───── Data entries

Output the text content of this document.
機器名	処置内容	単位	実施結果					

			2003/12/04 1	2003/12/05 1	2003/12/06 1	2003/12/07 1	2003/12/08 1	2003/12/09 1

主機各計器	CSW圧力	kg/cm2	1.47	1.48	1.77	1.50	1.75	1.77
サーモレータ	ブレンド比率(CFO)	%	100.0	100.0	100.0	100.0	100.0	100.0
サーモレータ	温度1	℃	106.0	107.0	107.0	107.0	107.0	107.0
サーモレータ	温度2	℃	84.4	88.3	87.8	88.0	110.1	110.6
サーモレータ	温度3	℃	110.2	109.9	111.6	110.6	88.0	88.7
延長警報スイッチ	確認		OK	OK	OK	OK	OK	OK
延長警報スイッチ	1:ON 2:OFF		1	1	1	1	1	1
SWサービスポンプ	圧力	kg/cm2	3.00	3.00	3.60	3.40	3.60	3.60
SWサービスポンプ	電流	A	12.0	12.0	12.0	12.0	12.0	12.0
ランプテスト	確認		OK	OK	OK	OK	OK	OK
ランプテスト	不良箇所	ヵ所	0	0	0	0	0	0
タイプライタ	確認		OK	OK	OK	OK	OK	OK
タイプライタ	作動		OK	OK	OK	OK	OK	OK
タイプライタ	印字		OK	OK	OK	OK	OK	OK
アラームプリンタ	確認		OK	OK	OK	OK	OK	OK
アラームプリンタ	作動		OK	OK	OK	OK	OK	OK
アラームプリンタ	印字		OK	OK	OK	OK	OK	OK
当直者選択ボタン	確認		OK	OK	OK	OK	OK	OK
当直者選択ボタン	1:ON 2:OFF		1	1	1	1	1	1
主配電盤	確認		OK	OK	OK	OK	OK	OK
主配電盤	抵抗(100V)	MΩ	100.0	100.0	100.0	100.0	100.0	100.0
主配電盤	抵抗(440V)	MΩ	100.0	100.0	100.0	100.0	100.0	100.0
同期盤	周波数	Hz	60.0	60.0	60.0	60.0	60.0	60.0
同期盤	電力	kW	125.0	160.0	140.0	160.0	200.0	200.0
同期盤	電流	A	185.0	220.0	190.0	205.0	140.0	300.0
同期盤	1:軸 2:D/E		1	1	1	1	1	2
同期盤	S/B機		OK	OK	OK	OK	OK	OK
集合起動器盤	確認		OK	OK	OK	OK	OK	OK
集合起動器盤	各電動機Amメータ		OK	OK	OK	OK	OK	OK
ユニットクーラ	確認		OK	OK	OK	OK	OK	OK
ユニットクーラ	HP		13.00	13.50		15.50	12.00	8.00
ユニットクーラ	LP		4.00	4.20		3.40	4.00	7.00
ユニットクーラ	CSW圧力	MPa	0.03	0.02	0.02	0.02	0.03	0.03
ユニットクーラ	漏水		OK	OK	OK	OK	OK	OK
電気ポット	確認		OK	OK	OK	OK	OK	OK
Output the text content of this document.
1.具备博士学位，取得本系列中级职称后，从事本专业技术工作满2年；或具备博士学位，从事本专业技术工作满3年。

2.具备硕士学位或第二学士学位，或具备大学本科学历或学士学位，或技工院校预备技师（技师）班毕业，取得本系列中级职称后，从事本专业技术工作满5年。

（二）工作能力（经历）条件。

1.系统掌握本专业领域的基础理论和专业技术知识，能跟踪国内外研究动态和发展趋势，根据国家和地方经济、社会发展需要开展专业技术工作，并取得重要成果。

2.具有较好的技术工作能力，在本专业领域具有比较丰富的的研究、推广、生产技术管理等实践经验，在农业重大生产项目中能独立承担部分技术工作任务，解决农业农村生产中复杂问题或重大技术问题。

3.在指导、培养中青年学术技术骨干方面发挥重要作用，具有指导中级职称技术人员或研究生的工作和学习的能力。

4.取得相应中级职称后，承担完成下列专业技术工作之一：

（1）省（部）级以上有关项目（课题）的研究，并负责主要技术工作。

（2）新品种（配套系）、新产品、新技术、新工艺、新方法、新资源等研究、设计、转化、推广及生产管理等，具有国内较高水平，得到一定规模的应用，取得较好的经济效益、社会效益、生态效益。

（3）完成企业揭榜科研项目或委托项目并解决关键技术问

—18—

──────────

→ **Given instruction**
Copy all data exactly, start to finish.

→ **Output for this task**
Output the text content of this document.
機器名	処置内容	単位	実施結果					

			2003/12/04 1	2003/12/05 1	2003/12/06 1	2003/12/07 1	2003/12/08 1	2003/12/09 1

主機各計器	CSW圧力	kg/cm2	1.47	1.48	1.77	1.50	1.75	1.77
サーモレータ	ブレンド比率(CFO)	%	100.0	100.0	100.0	100.0	100.0	100.0
サーモレータ	温度1	℃	106.0	107.0	107.0	107.0	107.0	107.0
サーモレータ	温度2	℃	84.4	88.3	87.8	88.0	110.1	110.6
サーモレータ	温度3	℃	110.2	109.9	111.6	110.6	88.0	88.7
延長警報スイッチ	確認		OK	OK	OK	OK	OK	OK
延長警報スイッチ	1:ON 2:OFF		1	1	1	1	1	1
SWサービスポンプ	圧力	kg/cm2	3.00	3.00	3.60	3.40	3.60	3.60
SWサービスポンプ	電流	A	12.0	12.0	12.0	12.0	12.0	12.0
ランプテスト	確認		OK	OK	OK	OK	OK	OK
ランプテスト	不良箇所	ヵ所	0	0	0	0	0	0
タイプライタ	確認		OK	OK	OK	OK	OK	OK
タイプライタ	作動		OK	OK	OK	OK	OK	OK
タイプライタ	印字		OK	OK	OK	OK	OK	OK
アラームプリンタ	確認		OK	OK	OK	OK	OK	OK
アラームプリンタ	作動		OK	OK	OK	OK	OK	OK
アラームプリンタ	印字		OK	OK	OK	OK	OK	OK
当直者選択ボタン	確認		OK	OK	OK	OK	OK	OK
当直者選択ボタン	1:ON 2:OFF		1	1	1	1	1	1
主配電盤	確認		OK	OK	OK	OK	OK	OK
主配電盤	抵抗(100V)	MΩ	100.0	100.0	100.0	100.0	100.0	100.0
主配電盤	抵抗(440V)	MΩ	100.0	100.0	100.0	100.0	100.0	100.0
同期盤	周波数	Hz	60.0	60.0	60.0	60.0	60.0	60.0
同期盤	電力	kW	125.0	160.0	140.0	160.0	200.0	200.0
同期盤	電流	A	185.0	220.0	190.0	205.0	140.0	300.0
同期盤	1:軸 2:D/E		1	1	1	1	1	2
同期盤	S/B機		OK	OK	OK	OK	OK	OK
集合起動器盤	確認		OK	OK	OK	OK	OK	OK
集合起動器盤	各電動機Amメータ		OK	OK	OK	OK	OK	OK
ユニットクーラ	確認		OK	OK	OK	OK	OK	OK
ユニットクーラ	HP		13.00	13.50		15.50	12.00	8.00
ユニットクーラ	LP		4.00	4.20		3.40	4.00	7.00
ユニットクーラ	CSW圧力	MPa	0.03	0.02	0.02	0.02	0.03	0.03
ユニットクーラ	漏水		OK	OK	OK	OK	OK	OK
電気ポット	確認		OK	OK	OK	OK	OK	OK
Output the text content of this document.
1.具备博士学位，取得本系列中级职称后，从事本专业技术工作满2年；或具备博士学位，从事本专业技术工作满3年。

2.具备硕士学位或第二学士学位，或具备大学本科学历或学士学位，或技工院校预备技师（技师）班毕业，取得本系列中级职称后，从事本专业技术工作满5年。

（二）工作能力（经历）条件。

1.系统掌握本专业领域的基础理论和专业技术知识，能跟踪国内外研究动态和发展趋势，根据国家和地方经济、社会发展需要开展专业技术工作，并取得重要成果。

2.具有较好的技术工作能力，在本专业领域具有比较丰富的的研究、推广、生产技术管理等实践经验，在农业重大生产项目中能独立承担部分技术工作任务，解决农业农村生产中复杂问题或重大技术问题。

3.在指导、培养中青年学术技术骨干方面发挥重要作用，具有指导中级职称技术人员或研究生的工作和学习的能力。

4.取得相应中级职称后，承担完成下列专业技术工作之一：

（1）省（部）级以上有关项目（课题）的研究，并负责主要技术工作。

（2）新品种（配套系）、新产品、新技术、新工艺、新方法、新资源等研究、设计、转化、推广及生产管理等，具有国内较高水平，得到一定规模的应用，取得较好的经济效益、社会效益、生态效益。

（3）完成企业揭榜科研项目或委托项目并解决关键技术问

—18—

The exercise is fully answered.